### THE INPUT:

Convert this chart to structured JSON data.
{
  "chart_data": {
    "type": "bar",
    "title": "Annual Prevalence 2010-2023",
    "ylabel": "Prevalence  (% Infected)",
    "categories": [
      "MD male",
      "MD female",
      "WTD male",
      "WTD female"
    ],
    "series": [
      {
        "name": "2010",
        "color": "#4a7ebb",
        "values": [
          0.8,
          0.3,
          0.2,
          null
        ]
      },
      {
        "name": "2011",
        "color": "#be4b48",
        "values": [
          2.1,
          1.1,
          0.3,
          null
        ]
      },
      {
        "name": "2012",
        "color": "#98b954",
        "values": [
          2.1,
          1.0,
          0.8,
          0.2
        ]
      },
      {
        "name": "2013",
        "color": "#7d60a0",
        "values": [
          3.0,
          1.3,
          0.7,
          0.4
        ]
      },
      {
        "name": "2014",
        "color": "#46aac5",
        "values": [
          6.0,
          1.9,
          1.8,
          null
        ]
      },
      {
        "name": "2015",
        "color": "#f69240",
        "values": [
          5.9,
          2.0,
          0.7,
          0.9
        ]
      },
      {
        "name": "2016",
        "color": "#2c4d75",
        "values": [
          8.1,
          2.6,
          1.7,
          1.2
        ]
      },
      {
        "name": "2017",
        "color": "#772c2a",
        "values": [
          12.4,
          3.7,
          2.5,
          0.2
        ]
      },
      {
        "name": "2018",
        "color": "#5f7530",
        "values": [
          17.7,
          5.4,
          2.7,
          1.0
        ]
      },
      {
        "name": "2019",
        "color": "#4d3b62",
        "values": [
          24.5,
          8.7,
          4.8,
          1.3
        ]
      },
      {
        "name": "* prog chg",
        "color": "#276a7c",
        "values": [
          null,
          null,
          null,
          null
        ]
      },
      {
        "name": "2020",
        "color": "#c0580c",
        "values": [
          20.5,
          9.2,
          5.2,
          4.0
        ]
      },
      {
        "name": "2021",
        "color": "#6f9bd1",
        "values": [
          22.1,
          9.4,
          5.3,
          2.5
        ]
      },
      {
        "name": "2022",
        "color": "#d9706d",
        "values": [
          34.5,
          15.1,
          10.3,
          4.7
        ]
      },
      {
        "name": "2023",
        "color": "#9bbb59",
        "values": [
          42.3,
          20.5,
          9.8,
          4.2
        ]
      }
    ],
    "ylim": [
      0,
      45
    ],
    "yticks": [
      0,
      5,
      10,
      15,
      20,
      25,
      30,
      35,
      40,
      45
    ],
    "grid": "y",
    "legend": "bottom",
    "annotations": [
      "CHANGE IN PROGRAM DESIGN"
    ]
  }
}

### DESCRIPTION OF THE TASK:
Filter the listing for the word "Prevalence" and copy every line that holds it.

### RESULT FOR THIS EXERCISE:
    "title": "Annual Prevalence 2010-2023",
    "ylabel": "Prevalence  (% Infected)",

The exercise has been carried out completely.